__EXTRACTED MATERIAL__.
● ● ● ●
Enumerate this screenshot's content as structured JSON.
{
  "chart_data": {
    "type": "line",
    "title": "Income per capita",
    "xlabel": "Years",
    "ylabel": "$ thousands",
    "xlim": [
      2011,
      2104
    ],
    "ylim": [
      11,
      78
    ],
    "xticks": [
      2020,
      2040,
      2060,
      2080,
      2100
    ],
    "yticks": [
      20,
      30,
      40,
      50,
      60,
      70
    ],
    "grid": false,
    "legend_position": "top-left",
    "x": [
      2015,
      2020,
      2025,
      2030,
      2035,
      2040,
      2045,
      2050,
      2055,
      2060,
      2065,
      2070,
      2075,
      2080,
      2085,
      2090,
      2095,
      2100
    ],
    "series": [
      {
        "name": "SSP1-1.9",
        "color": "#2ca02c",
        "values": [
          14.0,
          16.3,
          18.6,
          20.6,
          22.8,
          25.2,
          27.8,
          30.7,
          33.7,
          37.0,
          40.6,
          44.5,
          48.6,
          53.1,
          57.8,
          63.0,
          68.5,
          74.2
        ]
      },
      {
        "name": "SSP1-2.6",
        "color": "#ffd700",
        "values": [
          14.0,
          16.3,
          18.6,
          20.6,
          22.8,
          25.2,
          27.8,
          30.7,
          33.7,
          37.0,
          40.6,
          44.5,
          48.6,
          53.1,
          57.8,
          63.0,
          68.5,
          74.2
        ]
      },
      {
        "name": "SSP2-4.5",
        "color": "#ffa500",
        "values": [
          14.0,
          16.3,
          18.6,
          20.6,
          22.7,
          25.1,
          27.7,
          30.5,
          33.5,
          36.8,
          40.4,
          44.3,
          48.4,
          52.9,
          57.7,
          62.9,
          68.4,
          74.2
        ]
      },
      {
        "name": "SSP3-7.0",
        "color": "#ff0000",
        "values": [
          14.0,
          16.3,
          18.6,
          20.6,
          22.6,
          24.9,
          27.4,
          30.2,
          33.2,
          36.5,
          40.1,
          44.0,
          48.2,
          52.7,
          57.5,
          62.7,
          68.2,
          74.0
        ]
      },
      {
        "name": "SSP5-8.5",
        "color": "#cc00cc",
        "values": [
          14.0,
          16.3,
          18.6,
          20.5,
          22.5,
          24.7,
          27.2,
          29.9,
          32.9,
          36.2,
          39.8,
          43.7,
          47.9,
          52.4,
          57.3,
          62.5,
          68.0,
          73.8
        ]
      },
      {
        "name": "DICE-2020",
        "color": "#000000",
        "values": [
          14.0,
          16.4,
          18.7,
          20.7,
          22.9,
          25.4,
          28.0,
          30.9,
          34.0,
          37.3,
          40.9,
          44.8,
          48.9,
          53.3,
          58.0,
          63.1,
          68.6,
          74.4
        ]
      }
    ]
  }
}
● ● ● ●
__BRIEF__.
Which lines hold the word "name"? Copy all of them.

__RESPONSE TO THIS TASK__.
        "name": "SSP1-1.9",
        "name": "SSP1-2.6",
        "name": "SSP2-4.5",
        "name": "SSP3-7.0",
        "name": "SSP5-8.5",
        "name": "DICE-2020",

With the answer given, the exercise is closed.